Retype everything from the line containing "- thumbnail-label: AI: [142, 826, 160, 846]" down to the line containing "- brand-like-count: 2.2만: [601, 948, 649, 970]", keeping each line unchanged.

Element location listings
********

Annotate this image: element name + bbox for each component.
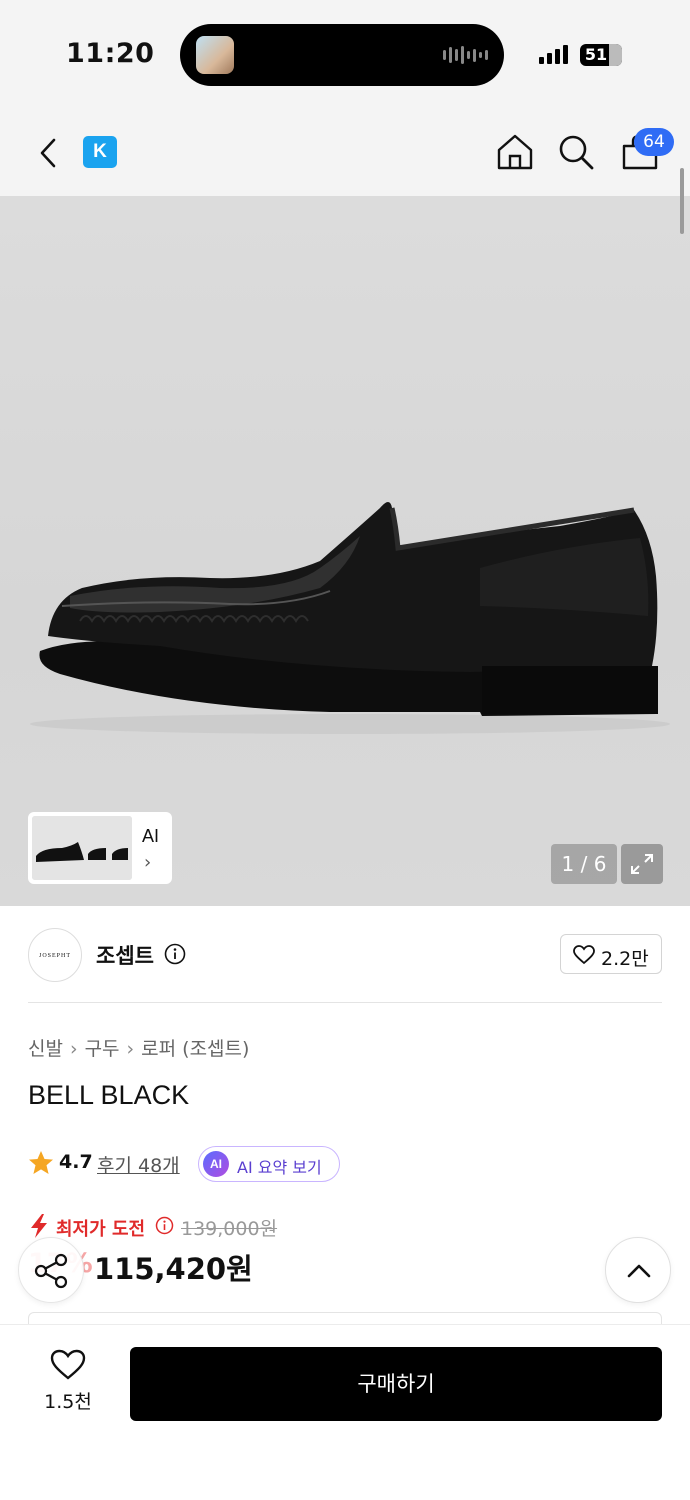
- thumbnail-label: AI: [142, 826, 160, 846]
- scroll-to-top-button[interactable]: [605, 1237, 671, 1303]
- lowest-price-row: 최저가 도전 139,000원: [28, 1212, 428, 1240]
- divider: [28, 1002, 662, 1003]
- status-time: 11:20: [66, 38, 155, 69]
- buy-button[interactable]: 구매하기: [130, 1347, 662, 1421]
- share-button[interactable]: [18, 1237, 84, 1303]
- share-icon: [34, 1253, 68, 1289]
- now-playing-artwork: [196, 36, 234, 74]
- sale-price: 115,420원: [94, 1252, 253, 1286]
- wishlist-count: 1.5천: [44, 1391, 92, 1413]
- bottom-purchase-bar: 1.5천 구매하기: [0, 1324, 690, 1500]
- original-price: 139,000원: [181, 1218, 278, 1240]
- product-image-loafer: [30, 502, 670, 734]
- info-icon[interactable]: [164, 943, 186, 965]
- lightning-icon: [31, 1214, 47, 1238]
- brand-row: JOSEPHT 조셉트 2.2만: [0, 906, 690, 1004]
- dynamic-island[interactable]: [180, 24, 504, 86]
- chevron-right-icon: ›: [126, 1038, 135, 1060]
- review-count-link[interactable]: 후기 48개: [97, 1151, 180, 1178]
- chevron-right-icon: ›: [69, 1038, 78, 1060]
- product-image-gallery[interactable]: AI › 1 / 6: [0, 196, 690, 906]
- chevron-up-icon: [627, 1264, 651, 1278]
- rating-row: 4.7 후기 48개 AI AI 요약 보기: [28, 1146, 668, 1182]
- expand-icon[interactable]: [621, 844, 663, 884]
- audio-waveform-icon: [443, 46, 488, 64]
- image-counter: 1 / 6: [551, 844, 617, 884]
- brand-logo[interactable]: JOSEPHT: [28, 928, 82, 982]
- status-bar: 11:20 51: [0, 0, 690, 108]
- rating-value: 4.7: [59, 1151, 93, 1173]
- cellular-signal-icon: [539, 44, 568, 64]
- brand-like-count: 2.2만: [601, 948, 649, 970]
- ai-summary-button[interactable]: AI AI 요약 보기: [198, 1146, 340, 1182]
- thumbnail-image: [32, 816, 132, 880]
- heart-icon[interactable]: [50, 1349, 86, 1381]
- heart-icon: [573, 945, 595, 965]
- breadcrumb-item[interactable]: 구두: [85, 1038, 120, 1060]
- scrollbar-thumb[interactable]: [680, 168, 684, 234]
- search-icon[interactable]: [556, 132, 596, 172]
- back-icon[interactable]: [34, 136, 64, 170]
- star-icon: [29, 1151, 53, 1174]
- battery-icon: 51: [580, 44, 622, 66]
- info-icon[interactable]: [155, 1216, 174, 1235]
- chevron-right-icon: ›: [144, 852, 152, 873]
- battery-level: 51: [584, 45, 608, 64]
- ai-badge-icon: AI: [203, 1151, 229, 1177]
- cart-count-badge: 64: [634, 128, 674, 156]
- brand-like-button[interactable]: 2.2만: [560, 934, 662, 974]
- breadcrumb-item[interactable]: 신발: [28, 1038, 63, 1060]
- ai-thumbnail-card[interactable]: AI ›: [28, 812, 172, 884]
- ai-summary-label: AI 요약 보기: [237, 1158, 322, 1177]
- breadcrumb-item[interactable]: 로퍼 (조셉트): [141, 1038, 249, 1060]
- home-icon[interactable]: [495, 132, 535, 172]
- app-logo[interactable]: K: [83, 136, 117, 168]
- breadcrumb: 신발 › 구두 › 로퍼 (조셉트): [28, 1034, 249, 1061]
- product-title: BELL BLACK: [28, 1080, 190, 1110]
- brand-name[interactable]: 조셉트: [96, 940, 154, 970]
- price-row: 17% 115,420원: [28, 1244, 428, 1288]
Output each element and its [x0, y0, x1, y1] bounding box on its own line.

********

§ Correct answer:
- thumbnail-label: AI: [142, 826, 160, 846]
- scroll-to-top-button[interactable]: [605, 1237, 671, 1303]
- lowest-price-row: 최저가 도전 139,000원: [28, 1212, 428, 1240]
- divider: [28, 1002, 662, 1003]
- status-time: 11:20: [66, 38, 155, 69]
- buy-button[interactable]: 구매하기: [130, 1347, 662, 1421]
- share-button[interactable]: [18, 1237, 84, 1303]
- share-icon: [34, 1253, 68, 1289]
- now-playing-artwork: [196, 36, 234, 74]
- sale-price: 115,420원: [94, 1252, 253, 1286]
- wishlist-count: 1.5천: [44, 1391, 92, 1413]
- bottom-purchase-bar: 1.5천 구매하기: [0, 1324, 690, 1500]
- original-price: 139,000원: [181, 1218, 278, 1240]
- product-image-loafer: [30, 502, 670, 734]
- info-icon[interactable]: [164, 943, 186, 965]
- lightning-icon: [31, 1214, 47, 1238]
- brand-row: JOSEPHT 조셉트 2.2만: [0, 906, 690, 1004]
- dynamic-island[interactable]: [180, 24, 504, 86]
- chevron-right-icon: ›: [126, 1038, 135, 1060]
- review-count-link[interactable]: 후기 48개: [97, 1151, 180, 1178]
- chevron-right-icon: ›: [69, 1038, 78, 1060]
- product-image-gallery[interactable]: AI › 1 / 6: [0, 196, 690, 906]
- chevron-up-icon: [627, 1264, 651, 1278]
- rating-row: 4.7 후기 48개 AI AI 요약 보기: [28, 1146, 668, 1182]
- expand-icon[interactable]: [621, 844, 663, 884]
- audio-waveform-icon: [443, 46, 488, 64]
- image-counter: 1 / 6: [551, 844, 617, 884]
- brand-logo[interactable]: JOSEPHT: [28, 928, 82, 982]
- status-bar: 11:20 51: [0, 0, 690, 108]
- rating-value: 4.7: [59, 1151, 93, 1173]
- cellular-signal-icon: [539, 44, 568, 64]
- brand-like-count: 2.2만: [601, 948, 649, 970]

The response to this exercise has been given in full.